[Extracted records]

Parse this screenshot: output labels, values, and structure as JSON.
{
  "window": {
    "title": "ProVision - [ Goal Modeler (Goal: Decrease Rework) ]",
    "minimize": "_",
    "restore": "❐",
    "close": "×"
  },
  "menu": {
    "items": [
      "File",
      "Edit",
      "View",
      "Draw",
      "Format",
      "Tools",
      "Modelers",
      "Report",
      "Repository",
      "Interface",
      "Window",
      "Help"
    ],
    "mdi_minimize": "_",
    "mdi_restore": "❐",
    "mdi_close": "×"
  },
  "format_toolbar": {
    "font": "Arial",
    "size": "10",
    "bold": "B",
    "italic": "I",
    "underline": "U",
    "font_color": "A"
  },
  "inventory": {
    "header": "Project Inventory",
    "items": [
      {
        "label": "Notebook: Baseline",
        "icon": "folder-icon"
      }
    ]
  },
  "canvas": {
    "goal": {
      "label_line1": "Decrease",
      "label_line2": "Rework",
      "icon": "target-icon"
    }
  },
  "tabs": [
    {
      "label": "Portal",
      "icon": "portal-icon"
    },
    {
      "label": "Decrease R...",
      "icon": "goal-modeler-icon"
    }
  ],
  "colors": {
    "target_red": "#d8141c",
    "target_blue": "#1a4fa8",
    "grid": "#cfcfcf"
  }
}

* * *

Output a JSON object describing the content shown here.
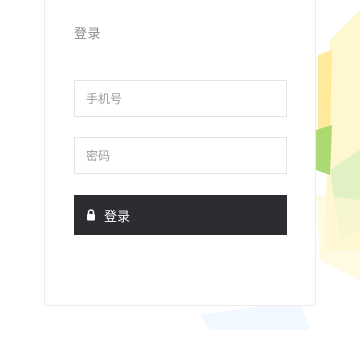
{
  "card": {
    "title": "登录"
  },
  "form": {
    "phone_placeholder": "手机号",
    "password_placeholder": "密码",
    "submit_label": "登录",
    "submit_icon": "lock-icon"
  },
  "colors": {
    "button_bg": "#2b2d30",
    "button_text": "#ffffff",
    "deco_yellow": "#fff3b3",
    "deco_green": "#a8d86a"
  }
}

Exercise objective »
Set out every line from the material that contains the string "icon".

Task solution »
        "icon": "folder-icon"
      "icon": "target-icon"
      "icon": "portal-icon"
      "icon": "goal-modeler-icon"
    "submit_icon": "lock-icon"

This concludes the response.